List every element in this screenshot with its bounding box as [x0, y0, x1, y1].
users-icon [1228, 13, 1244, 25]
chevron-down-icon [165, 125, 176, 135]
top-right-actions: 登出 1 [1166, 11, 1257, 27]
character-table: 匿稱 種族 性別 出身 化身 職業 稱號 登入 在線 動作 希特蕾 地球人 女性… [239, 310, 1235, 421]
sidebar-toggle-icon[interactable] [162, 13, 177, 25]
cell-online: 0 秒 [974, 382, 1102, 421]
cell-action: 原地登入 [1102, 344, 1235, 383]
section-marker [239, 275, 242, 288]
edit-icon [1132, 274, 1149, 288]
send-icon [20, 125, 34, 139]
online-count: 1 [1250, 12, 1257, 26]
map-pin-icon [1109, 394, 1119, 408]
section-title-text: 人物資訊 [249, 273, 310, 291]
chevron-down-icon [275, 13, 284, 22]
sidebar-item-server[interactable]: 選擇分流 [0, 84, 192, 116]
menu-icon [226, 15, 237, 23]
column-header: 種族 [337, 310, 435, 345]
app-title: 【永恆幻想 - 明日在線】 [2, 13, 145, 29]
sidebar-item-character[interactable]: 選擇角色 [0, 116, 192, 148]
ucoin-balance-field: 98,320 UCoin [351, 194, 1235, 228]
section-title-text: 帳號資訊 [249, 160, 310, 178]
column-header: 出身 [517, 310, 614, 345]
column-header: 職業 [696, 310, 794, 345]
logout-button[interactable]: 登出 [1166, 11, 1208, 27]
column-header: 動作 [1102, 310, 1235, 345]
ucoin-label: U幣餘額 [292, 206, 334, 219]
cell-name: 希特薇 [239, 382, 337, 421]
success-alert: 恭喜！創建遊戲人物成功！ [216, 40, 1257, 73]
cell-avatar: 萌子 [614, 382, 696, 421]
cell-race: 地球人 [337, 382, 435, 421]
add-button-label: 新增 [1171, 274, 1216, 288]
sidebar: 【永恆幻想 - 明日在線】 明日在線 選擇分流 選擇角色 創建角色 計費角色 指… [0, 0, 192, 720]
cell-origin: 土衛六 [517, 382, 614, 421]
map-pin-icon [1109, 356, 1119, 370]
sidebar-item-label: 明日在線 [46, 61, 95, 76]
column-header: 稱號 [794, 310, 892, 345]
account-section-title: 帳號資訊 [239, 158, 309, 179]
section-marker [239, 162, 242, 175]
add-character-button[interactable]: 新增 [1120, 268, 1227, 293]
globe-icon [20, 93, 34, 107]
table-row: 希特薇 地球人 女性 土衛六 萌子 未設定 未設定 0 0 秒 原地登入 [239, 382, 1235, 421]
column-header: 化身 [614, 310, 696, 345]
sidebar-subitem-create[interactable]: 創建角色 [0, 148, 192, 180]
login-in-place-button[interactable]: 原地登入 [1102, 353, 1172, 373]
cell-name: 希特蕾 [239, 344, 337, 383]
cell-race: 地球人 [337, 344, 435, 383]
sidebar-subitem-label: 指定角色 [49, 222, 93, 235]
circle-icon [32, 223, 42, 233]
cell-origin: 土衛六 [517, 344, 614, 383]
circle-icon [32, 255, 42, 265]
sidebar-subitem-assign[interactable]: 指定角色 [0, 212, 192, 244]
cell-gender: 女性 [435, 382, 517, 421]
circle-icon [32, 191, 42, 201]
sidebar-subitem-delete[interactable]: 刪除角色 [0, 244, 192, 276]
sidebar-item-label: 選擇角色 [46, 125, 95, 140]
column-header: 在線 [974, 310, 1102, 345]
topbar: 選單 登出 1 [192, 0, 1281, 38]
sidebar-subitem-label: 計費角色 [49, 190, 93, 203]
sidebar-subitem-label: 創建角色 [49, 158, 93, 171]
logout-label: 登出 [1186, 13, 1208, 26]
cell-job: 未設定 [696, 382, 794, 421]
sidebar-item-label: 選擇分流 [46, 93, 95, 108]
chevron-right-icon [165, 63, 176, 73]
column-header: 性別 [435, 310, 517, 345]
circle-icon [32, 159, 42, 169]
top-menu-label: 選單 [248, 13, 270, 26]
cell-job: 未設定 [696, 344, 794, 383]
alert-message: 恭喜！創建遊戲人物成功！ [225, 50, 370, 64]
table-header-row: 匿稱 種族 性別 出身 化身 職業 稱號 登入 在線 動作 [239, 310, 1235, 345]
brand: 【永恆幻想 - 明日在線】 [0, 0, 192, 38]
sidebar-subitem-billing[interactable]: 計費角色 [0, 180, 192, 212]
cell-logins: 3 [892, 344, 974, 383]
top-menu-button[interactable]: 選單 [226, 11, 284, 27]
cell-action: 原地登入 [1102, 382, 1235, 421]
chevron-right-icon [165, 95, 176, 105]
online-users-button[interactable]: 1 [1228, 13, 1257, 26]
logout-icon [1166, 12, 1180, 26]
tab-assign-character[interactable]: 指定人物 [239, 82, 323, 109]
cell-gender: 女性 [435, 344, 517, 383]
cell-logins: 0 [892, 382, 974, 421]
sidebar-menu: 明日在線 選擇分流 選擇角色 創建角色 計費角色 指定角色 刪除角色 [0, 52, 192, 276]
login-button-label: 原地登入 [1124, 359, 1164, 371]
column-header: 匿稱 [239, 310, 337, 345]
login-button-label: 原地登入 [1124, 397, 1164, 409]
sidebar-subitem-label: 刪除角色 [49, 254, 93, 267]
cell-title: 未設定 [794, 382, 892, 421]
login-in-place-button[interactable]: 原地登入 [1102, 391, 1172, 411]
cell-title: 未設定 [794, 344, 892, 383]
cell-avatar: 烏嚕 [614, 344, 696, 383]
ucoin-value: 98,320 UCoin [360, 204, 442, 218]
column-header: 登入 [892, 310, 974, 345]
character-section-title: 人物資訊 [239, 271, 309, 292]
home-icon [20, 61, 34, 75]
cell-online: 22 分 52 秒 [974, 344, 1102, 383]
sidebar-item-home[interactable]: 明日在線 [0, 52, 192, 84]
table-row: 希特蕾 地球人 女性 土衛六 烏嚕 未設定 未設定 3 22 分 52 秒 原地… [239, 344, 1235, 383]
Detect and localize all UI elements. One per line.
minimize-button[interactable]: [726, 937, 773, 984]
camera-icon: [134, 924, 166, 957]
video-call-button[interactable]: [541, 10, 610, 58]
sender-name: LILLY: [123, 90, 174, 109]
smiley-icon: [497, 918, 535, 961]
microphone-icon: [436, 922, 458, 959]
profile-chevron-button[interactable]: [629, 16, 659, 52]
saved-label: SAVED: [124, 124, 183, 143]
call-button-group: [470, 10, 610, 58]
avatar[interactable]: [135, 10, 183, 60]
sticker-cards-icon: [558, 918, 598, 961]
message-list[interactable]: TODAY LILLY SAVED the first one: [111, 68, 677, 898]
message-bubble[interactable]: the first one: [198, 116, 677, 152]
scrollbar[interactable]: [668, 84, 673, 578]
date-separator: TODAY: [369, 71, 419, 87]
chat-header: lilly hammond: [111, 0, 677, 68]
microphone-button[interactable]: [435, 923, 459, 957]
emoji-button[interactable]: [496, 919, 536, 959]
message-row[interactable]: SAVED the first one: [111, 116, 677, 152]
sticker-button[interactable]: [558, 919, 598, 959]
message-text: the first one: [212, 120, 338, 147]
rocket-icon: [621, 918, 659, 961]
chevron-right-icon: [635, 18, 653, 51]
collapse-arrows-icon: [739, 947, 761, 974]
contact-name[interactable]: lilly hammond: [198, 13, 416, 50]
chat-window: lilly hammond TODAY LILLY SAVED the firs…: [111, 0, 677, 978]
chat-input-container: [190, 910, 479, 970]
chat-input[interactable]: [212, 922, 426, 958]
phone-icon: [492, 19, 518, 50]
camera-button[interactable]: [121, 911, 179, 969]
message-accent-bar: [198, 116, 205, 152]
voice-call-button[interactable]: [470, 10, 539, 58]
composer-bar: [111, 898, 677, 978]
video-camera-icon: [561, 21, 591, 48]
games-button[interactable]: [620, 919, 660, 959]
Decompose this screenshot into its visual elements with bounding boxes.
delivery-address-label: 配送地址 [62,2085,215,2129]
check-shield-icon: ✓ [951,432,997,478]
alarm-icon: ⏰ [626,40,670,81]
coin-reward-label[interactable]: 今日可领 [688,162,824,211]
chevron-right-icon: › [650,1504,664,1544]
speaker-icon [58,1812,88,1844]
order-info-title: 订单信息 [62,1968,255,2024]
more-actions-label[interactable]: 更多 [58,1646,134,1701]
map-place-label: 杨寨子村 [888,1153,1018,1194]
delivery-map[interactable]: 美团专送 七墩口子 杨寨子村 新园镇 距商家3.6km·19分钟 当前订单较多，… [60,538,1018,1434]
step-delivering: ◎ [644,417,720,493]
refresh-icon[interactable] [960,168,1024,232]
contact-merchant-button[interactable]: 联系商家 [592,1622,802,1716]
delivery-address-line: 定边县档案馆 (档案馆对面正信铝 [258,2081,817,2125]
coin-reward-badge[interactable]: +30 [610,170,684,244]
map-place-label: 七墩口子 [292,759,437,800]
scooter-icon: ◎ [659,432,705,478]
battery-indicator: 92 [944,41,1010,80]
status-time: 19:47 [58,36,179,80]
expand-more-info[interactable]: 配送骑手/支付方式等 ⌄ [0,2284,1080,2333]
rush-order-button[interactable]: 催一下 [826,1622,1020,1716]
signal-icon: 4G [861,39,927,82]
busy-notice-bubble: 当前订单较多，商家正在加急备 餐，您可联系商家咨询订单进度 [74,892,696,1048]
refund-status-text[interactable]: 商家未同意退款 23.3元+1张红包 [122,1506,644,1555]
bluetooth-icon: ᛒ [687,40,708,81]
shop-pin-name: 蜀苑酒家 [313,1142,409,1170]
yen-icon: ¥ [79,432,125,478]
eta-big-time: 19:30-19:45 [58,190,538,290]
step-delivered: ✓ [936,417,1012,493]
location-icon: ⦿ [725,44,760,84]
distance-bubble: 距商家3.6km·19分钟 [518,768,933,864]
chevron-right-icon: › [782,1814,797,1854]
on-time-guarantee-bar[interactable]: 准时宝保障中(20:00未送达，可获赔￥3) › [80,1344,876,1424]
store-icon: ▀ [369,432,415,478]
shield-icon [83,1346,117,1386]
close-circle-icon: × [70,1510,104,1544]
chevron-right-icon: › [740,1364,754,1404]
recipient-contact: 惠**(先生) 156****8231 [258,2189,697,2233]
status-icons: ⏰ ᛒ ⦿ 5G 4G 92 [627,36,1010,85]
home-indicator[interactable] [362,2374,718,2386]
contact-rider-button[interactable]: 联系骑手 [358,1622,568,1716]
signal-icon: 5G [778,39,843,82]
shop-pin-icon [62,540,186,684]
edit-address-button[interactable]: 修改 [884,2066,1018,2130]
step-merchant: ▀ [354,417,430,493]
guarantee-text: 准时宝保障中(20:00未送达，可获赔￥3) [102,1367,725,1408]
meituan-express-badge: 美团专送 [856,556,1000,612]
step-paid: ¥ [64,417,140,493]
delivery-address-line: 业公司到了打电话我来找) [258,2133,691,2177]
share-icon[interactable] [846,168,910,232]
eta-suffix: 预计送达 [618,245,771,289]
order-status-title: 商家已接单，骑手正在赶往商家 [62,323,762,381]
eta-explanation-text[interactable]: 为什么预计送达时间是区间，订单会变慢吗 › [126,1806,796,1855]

— What to work on —
Copy the listing verbatim, beginning with its first line and ending with the line that contains "chevron-down-icon [275, 13, 284, 22]", including that line.

— Exercise solution —
List every element in this screenshot with its bounding box as [x0, y0, x1, y1].
users-icon [1228, 13, 1244, 25]
chevron-down-icon [165, 125, 176, 135]
top-right-actions: 登出 1 [1166, 11, 1257, 27]
character-table: 匿稱 種族 性別 出身 化身 職業 稱號 登入 在線 動作 希特蕾 地球人 女性… [239, 310, 1235, 421]
sidebar-toggle-icon[interactable] [162, 13, 177, 25]
cell-online: 0 秒 [974, 382, 1102, 421]
cell-action: 原地登入 [1102, 344, 1235, 383]
section-marker [239, 275, 242, 288]
edit-icon [1132, 274, 1149, 288]
send-icon [20, 125, 34, 139]
online-count: 1 [1250, 12, 1257, 26]
map-pin-icon [1109, 394, 1119, 408]
section-title-text: 人物資訊 [249, 273, 310, 291]
chevron-down-icon [275, 13, 284, 22]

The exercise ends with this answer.